→ WHAT YOU ARE ASKED TO DO
In the entries below, how many lines hold the string "Total"? Give only the number.

→ SOURCE DATA
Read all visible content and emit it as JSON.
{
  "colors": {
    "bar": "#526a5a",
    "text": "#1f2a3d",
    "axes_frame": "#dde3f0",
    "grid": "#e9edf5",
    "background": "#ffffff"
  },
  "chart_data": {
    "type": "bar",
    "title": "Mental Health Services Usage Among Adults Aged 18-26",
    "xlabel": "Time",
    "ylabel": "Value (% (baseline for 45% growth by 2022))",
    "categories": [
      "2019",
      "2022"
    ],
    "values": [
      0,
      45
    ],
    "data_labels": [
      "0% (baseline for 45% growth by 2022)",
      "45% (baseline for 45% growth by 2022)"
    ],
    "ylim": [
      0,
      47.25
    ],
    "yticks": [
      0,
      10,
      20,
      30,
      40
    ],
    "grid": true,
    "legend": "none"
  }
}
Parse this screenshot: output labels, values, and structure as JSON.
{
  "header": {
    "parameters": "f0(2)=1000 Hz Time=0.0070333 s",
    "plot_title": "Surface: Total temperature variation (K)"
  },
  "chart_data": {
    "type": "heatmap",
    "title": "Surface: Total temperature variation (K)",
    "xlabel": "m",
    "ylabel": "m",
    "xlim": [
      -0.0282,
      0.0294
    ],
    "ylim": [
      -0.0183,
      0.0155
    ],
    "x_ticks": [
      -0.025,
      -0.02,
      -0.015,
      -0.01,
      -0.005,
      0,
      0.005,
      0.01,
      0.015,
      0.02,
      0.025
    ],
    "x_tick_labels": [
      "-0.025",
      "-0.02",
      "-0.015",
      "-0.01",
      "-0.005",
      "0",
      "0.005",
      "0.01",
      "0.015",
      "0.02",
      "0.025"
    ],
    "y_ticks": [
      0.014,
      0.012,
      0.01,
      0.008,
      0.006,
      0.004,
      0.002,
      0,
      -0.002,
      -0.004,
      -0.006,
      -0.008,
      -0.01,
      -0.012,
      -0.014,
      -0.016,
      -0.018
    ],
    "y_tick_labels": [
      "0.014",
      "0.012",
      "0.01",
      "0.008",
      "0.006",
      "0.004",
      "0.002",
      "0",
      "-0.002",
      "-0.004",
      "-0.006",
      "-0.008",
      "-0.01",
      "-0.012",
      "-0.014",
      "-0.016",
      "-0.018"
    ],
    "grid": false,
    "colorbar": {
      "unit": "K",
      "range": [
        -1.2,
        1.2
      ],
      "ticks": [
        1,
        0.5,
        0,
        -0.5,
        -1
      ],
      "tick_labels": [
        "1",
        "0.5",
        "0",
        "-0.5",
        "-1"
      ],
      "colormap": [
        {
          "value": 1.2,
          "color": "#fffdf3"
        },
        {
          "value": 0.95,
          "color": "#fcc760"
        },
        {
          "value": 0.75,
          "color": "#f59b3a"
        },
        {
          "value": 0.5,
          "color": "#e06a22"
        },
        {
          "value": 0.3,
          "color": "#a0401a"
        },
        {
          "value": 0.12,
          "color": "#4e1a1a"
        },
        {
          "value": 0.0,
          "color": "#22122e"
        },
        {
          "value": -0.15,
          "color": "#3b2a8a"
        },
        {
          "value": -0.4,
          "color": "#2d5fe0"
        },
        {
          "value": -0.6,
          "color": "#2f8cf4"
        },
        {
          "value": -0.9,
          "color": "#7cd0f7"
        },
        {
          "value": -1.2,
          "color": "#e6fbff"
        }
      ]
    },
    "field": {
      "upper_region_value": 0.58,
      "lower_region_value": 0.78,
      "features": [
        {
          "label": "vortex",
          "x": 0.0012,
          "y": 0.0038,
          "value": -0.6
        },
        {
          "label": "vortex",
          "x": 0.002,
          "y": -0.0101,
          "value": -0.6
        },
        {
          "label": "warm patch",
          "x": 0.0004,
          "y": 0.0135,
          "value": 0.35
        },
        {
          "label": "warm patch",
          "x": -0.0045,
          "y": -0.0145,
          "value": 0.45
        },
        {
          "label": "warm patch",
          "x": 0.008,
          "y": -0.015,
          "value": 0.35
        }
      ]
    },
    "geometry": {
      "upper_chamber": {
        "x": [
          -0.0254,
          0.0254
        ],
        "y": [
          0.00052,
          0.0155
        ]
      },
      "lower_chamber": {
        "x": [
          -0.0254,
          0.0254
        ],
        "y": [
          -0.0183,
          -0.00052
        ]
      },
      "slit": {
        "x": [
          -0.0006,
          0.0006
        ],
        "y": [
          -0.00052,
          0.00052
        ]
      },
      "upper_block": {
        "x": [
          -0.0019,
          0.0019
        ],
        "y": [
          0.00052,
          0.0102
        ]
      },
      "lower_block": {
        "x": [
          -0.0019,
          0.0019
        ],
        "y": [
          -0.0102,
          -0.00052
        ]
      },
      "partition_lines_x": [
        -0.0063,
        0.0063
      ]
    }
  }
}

→ CORRECT OUTPUT
2